#### What you need to do
Gather every line of the entries that includes the word "Williams".

━━━━━ Records ━━━━━

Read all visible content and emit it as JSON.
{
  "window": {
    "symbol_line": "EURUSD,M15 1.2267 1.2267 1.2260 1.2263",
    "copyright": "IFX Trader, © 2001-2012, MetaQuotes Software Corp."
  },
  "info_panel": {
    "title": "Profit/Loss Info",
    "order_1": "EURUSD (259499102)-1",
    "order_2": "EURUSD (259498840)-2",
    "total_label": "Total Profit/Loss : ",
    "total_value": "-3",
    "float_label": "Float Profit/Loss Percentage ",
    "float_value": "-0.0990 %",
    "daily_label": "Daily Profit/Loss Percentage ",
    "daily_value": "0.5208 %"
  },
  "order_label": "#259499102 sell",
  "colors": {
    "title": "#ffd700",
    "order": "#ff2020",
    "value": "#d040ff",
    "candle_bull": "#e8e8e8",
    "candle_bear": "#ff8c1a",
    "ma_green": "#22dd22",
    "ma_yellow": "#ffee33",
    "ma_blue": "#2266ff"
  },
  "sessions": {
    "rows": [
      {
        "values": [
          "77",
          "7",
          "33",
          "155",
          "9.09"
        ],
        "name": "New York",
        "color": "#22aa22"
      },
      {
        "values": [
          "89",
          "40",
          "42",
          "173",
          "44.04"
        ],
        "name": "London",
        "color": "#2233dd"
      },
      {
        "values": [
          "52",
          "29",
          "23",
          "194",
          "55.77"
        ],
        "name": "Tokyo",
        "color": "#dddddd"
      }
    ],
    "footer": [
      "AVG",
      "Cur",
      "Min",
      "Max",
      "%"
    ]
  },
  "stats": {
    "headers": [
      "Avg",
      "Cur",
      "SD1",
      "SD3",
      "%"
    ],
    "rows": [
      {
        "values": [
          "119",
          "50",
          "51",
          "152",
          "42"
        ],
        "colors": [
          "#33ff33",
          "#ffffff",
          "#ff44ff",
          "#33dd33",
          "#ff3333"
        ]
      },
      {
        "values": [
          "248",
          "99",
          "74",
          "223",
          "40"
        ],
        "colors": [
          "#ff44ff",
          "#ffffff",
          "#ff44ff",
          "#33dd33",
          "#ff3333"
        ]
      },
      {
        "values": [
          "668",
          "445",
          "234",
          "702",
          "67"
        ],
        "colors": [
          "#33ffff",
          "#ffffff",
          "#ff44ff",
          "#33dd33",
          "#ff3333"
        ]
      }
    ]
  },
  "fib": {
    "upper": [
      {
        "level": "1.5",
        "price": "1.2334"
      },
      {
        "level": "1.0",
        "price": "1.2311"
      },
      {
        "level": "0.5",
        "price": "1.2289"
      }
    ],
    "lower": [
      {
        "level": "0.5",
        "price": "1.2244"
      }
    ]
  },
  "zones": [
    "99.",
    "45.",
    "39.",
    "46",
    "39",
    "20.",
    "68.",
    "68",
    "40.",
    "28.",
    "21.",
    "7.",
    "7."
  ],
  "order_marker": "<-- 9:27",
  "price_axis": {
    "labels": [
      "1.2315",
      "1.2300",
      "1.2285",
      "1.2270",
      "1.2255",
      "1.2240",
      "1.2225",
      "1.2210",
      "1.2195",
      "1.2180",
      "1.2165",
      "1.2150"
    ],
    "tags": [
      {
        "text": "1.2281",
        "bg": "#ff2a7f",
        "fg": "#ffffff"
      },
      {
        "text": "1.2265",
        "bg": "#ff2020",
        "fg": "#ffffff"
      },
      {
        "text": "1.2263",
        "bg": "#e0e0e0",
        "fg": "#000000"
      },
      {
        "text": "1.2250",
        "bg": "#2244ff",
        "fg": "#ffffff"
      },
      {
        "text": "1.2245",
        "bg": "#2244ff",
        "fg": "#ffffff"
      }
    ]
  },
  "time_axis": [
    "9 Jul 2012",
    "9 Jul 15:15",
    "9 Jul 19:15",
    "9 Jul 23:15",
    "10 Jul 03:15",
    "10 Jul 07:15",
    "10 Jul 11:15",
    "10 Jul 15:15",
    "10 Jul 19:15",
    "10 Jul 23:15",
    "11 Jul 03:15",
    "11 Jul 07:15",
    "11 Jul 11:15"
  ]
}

━━━━━
━━━━━ Records ━━━━━

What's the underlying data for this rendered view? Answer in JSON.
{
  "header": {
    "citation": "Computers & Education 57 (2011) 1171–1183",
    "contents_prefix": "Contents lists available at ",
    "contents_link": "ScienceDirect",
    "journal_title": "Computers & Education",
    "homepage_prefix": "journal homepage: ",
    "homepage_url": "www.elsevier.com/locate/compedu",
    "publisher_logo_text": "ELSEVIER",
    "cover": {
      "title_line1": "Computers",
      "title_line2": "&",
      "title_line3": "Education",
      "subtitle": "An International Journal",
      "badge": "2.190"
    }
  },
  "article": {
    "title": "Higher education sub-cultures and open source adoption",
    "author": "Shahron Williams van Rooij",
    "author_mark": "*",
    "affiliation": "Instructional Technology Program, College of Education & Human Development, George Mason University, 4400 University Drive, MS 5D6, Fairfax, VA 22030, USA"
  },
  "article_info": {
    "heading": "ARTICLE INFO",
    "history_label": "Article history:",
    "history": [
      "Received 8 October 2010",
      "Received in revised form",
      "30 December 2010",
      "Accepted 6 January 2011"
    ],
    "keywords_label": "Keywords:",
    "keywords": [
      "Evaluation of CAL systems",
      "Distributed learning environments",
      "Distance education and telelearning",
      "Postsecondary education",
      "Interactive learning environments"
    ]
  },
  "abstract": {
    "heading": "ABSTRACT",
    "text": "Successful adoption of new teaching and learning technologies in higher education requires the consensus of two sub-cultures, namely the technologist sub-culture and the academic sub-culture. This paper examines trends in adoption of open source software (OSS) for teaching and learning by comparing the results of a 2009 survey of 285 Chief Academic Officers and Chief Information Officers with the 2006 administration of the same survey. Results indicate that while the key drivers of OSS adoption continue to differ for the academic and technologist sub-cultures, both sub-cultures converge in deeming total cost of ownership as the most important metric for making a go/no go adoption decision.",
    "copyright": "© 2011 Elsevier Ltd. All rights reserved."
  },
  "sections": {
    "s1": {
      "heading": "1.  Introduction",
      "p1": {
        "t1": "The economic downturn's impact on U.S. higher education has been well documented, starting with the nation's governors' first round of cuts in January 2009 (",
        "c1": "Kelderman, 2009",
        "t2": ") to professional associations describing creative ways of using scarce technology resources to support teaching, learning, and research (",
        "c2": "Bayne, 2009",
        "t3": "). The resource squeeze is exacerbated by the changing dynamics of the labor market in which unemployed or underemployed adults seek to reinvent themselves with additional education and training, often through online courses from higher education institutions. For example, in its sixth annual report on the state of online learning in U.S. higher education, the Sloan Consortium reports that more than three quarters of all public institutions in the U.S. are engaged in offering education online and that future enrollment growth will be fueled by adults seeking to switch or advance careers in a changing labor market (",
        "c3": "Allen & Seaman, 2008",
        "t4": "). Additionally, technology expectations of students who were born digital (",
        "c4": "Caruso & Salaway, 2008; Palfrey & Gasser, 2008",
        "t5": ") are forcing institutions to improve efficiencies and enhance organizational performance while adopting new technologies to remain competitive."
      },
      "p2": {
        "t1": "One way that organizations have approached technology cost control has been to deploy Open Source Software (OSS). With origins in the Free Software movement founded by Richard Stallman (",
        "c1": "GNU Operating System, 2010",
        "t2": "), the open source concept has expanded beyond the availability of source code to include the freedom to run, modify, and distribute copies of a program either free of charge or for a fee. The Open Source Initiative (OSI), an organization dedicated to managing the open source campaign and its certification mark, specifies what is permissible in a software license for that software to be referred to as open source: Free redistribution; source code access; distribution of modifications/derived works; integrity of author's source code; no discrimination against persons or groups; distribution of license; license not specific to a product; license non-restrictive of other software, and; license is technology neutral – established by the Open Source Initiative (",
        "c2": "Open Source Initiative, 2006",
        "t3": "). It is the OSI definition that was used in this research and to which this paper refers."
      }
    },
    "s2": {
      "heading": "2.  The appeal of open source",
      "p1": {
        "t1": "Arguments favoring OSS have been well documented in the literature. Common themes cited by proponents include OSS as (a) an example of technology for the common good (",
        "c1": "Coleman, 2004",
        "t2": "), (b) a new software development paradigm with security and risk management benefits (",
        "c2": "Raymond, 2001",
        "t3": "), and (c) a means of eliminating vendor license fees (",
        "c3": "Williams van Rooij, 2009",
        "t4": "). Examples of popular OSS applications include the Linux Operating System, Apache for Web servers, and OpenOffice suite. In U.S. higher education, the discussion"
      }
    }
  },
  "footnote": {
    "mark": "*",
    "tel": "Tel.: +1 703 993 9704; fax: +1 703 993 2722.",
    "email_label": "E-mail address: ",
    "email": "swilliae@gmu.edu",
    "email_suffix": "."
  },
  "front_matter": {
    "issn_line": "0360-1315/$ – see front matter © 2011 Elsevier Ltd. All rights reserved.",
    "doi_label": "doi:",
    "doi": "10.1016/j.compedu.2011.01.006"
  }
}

━━━━━

#### Exercise response
    "author": "Shahron Williams van Rooij",
        "c3": "Williams van Rooij, 2009",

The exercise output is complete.